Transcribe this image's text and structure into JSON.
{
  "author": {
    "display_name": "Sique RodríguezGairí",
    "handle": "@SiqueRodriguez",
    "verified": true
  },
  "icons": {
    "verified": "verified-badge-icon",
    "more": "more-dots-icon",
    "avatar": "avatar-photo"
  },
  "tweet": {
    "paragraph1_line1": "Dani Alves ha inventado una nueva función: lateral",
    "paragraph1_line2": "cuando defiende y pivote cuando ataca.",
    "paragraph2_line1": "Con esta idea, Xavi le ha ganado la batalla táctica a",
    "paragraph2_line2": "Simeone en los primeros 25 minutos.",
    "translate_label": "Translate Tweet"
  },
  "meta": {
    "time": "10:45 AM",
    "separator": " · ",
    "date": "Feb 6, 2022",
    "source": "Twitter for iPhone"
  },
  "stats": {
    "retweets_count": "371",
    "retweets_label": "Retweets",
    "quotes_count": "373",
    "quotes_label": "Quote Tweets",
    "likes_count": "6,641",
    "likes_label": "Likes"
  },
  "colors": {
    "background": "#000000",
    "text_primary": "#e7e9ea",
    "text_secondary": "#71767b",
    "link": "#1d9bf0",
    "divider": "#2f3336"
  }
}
= = =
:: Direction ::
Your answer should be a single number: the count of lines in the material above that contain "verified".

:: Completed task ::
2